Exercise requirements:
List each line of the data that holds the string "OAuth".

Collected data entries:
┌──
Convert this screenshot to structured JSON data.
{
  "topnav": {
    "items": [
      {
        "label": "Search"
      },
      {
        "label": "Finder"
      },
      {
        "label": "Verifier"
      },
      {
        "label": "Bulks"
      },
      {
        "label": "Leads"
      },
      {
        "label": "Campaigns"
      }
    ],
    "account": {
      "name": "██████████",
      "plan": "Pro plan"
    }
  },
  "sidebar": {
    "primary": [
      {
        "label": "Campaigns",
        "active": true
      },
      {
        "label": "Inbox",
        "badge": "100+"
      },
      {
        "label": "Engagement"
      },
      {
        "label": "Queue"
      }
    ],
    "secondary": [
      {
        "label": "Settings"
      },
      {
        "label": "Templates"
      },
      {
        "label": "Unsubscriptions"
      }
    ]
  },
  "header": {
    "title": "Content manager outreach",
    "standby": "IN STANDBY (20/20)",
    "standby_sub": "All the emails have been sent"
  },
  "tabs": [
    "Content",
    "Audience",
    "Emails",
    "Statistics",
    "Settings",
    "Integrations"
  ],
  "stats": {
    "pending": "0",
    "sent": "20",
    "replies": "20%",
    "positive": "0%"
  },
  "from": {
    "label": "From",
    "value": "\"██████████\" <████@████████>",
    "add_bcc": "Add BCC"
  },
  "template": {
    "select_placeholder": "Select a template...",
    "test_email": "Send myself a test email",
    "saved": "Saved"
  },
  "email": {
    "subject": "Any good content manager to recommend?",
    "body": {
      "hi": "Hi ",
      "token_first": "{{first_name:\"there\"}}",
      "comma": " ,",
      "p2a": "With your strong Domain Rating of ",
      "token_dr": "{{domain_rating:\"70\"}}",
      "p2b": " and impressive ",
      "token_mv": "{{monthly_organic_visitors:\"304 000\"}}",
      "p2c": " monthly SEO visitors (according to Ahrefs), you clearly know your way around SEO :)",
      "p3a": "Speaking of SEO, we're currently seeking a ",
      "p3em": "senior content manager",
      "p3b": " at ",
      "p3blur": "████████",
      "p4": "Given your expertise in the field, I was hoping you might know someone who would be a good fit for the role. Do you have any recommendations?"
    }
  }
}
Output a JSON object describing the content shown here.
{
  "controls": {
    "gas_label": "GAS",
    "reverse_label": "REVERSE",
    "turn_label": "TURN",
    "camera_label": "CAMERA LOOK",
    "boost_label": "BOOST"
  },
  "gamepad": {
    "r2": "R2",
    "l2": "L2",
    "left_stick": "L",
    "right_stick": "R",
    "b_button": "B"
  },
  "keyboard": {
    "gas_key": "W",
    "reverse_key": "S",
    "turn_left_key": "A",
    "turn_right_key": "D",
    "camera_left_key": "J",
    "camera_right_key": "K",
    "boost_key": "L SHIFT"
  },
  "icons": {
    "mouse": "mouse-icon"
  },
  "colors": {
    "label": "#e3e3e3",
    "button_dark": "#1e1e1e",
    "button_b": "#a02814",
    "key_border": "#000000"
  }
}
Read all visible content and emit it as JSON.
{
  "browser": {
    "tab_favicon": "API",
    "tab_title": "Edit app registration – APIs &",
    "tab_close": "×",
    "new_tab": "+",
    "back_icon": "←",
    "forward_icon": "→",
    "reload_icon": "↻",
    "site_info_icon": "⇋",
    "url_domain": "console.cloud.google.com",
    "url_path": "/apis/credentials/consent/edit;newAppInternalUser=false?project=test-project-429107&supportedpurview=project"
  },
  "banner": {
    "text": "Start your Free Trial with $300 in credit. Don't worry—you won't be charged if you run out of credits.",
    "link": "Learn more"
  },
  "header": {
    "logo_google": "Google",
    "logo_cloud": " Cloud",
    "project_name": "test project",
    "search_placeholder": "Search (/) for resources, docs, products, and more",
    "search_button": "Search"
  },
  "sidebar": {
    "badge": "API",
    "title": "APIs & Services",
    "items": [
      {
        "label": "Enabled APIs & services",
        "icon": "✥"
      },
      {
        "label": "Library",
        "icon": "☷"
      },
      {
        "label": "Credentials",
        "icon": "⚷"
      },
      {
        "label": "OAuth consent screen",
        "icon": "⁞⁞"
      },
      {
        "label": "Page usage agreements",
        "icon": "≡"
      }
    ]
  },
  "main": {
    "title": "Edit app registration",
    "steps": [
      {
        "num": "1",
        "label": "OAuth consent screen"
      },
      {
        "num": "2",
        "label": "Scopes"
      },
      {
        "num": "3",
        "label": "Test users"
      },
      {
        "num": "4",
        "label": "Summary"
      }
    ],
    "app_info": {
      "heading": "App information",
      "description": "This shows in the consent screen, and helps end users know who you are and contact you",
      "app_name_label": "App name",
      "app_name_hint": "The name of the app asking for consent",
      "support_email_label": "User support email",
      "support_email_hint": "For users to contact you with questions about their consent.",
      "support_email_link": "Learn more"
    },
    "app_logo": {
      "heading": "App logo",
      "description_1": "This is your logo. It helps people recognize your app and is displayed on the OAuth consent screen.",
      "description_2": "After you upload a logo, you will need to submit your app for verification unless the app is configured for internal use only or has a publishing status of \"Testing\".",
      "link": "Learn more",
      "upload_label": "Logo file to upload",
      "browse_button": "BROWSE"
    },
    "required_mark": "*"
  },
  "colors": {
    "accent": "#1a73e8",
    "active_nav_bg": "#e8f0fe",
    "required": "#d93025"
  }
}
└──
Finished task:
        "label": "OAuth consent screen",
        "label": "OAuth consent screen"
      "description_1": "This is your logo. It helps people recognize your app and is displayed on the OAuth consent screen.",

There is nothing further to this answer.